Element box records:
+===+
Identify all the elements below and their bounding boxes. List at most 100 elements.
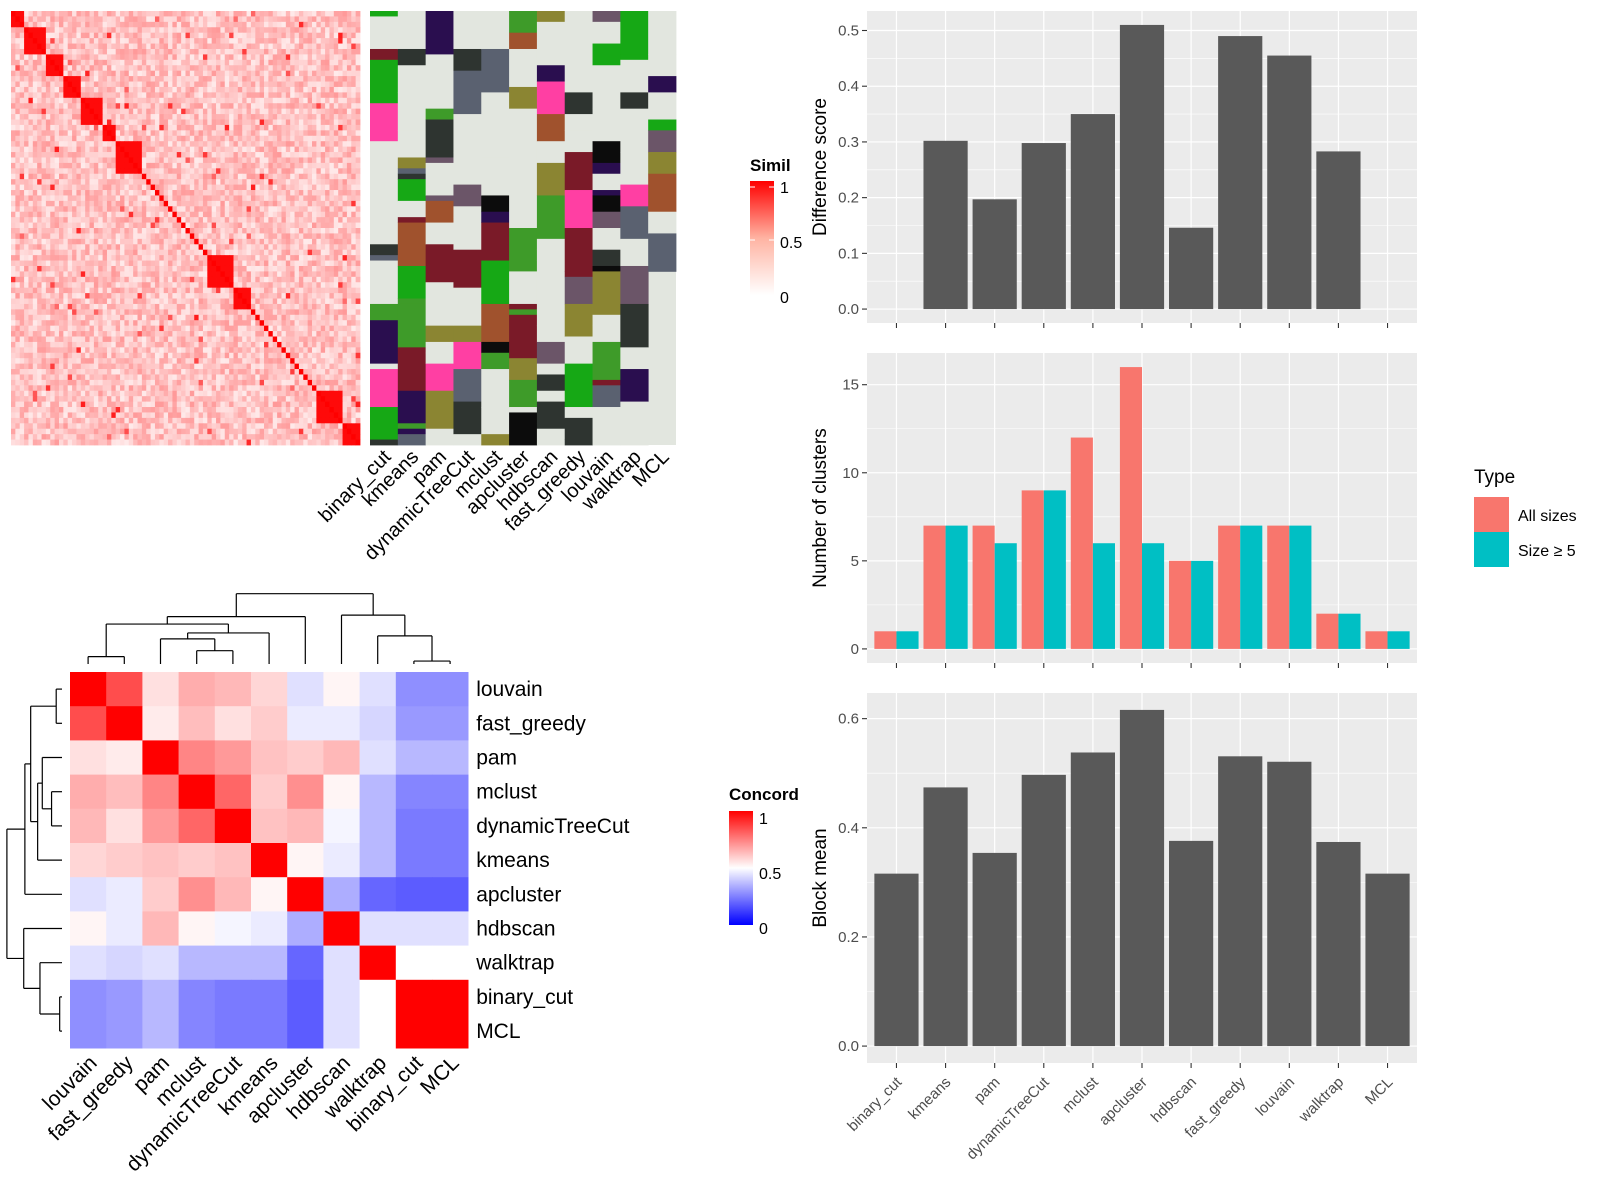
similarity-cell bbox=[216, 228, 221, 234]
similarity-cell bbox=[207, 135, 213, 142]
similarity-cell bbox=[50, 135, 56, 142]
similarity-cell bbox=[346, 249, 352, 256]
similarity-cell bbox=[106, 38, 112, 44]
similarity-cell bbox=[338, 314, 343, 321]
similarity-cell bbox=[102, 32, 108, 39]
similarity-cell bbox=[32, 152, 38, 158]
similarity-cell bbox=[102, 249, 108, 256]
similarity-cell bbox=[307, 190, 313, 196]
similarity-cell bbox=[168, 146, 173, 153]
similarity-cell bbox=[72, 16, 77, 23]
similarity-cell bbox=[19, 27, 25, 34]
similarity-cell bbox=[198, 16, 204, 23]
similarity-cell bbox=[246, 108, 252, 115]
similarity-cell bbox=[277, 255, 282, 261]
similarity-cell bbox=[154, 157, 160, 164]
similarity-cell bbox=[168, 249, 173, 256]
similarity-cell bbox=[146, 43, 151, 50]
similarity-cell bbox=[32, 108, 38, 115]
similarity-cell bbox=[220, 21, 226, 28]
similarity-cell bbox=[338, 76, 343, 82]
similarity-cell bbox=[216, 309, 221, 316]
similarity-cell bbox=[185, 195, 191, 202]
similarity-cell bbox=[163, 341, 169, 348]
similarity-cell bbox=[333, 282, 339, 289]
similarity-cell bbox=[168, 11, 173, 17]
similarity-cell bbox=[58, 27, 64, 34]
similarity-cell bbox=[224, 325, 230, 332]
similarity-cell bbox=[111, 314, 117, 321]
similarity-cell bbox=[268, 70, 274, 77]
similarity-cell bbox=[115, 119, 121, 126]
similarity-cell bbox=[224, 135, 230, 142]
similarity-cell bbox=[11, 59, 16, 66]
similarity-cell bbox=[128, 341, 134, 348]
similarity-cell bbox=[45, 70, 51, 77]
similarity-cell bbox=[202, 114, 208, 120]
similarity-cell bbox=[124, 86, 130, 93]
similarity-cell bbox=[294, 206, 300, 213]
similarity-cell bbox=[133, 298, 138, 305]
similarity-cell bbox=[338, 287, 343, 294]
similarity-cell bbox=[172, 97, 178, 104]
similarity-cell bbox=[185, 282, 191, 289]
similarity-cell bbox=[246, 282, 252, 289]
similarity-cell bbox=[19, 347, 25, 354]
similarity-cell bbox=[28, 179, 34, 185]
similarity-cell bbox=[50, 119, 56, 126]
similarity-cell bbox=[137, 114, 143, 120]
similarity-cell bbox=[45, 124, 51, 131]
similarity-cell bbox=[320, 341, 326, 348]
similarity-cell bbox=[185, 157, 191, 164]
similarity-cell bbox=[72, 211, 77, 218]
similarity-cell bbox=[146, 16, 151, 23]
similarity-cell bbox=[89, 43, 95, 50]
similarity-cell bbox=[351, 92, 357, 99]
similarity-cell bbox=[63, 331, 69, 337]
similarity-cell bbox=[11, 11, 16, 17]
similarity-cell bbox=[111, 130, 117, 137]
similarity-cell bbox=[50, 347, 56, 354]
similarity-cell bbox=[168, 347, 173, 354]
similarity-cell bbox=[89, 206, 95, 213]
similarity-cell bbox=[124, 135, 130, 142]
similarity-cell bbox=[264, 81, 269, 88]
similarity-cell bbox=[45, 244, 51, 251]
similarity-cell bbox=[294, 179, 300, 185]
similarity-cell bbox=[277, 152, 282, 158]
similarity-cell bbox=[290, 238, 295, 245]
similarity-cell bbox=[181, 108, 186, 115]
similarity-cell bbox=[329, 190, 335, 196]
similarity-cell bbox=[312, 146, 317, 153]
similarity-cell bbox=[194, 92, 199, 99]
similarity-cell bbox=[189, 228, 195, 234]
similarity-cell bbox=[45, 347, 51, 354]
similarity-cell bbox=[211, 141, 217, 148]
similarity-cell bbox=[154, 168, 160, 175]
similarity-cell bbox=[202, 157, 208, 164]
similarity-cell bbox=[281, 336, 287, 343]
similarity-cell bbox=[67, 146, 73, 153]
similarity-cell bbox=[237, 119, 243, 126]
similarity-cell bbox=[159, 271, 165, 278]
similarity-cell bbox=[338, 16, 343, 23]
similarity-cell bbox=[80, 16, 86, 23]
similarity-cell bbox=[312, 314, 317, 321]
similarity-cell bbox=[141, 70, 147, 77]
similarity-cell bbox=[242, 314, 247, 321]
similarity-cell bbox=[351, 233, 357, 240]
similarity-cell bbox=[198, 341, 204, 348]
similarity-cell bbox=[224, 157, 230, 164]
similarity-cell bbox=[285, 228, 291, 234]
similarity-cell bbox=[298, 54, 304, 61]
similarity-cell bbox=[176, 320, 182, 327]
similarity-cell bbox=[277, 341, 282, 348]
similarity-cell bbox=[189, 81, 195, 88]
similarity-cell bbox=[189, 114, 195, 120]
similarity-cell bbox=[189, 86, 195, 93]
similarity-cell bbox=[32, 38, 38, 44]
similarity-cell bbox=[333, 97, 339, 104]
similarity-cell bbox=[185, 27, 191, 34]
similarity-cell bbox=[67, 195, 73, 202]
similarity-cell bbox=[137, 130, 143, 137]
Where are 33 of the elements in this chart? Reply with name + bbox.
+===+
**Written request**:
From the rows above, list each line that includes the word "elements".

**Response to the task**:
Identify all the elements below and their bounding boxes. List at most 100 elements.
Where are 33 of the elements in this chart? Reply with name + bbox.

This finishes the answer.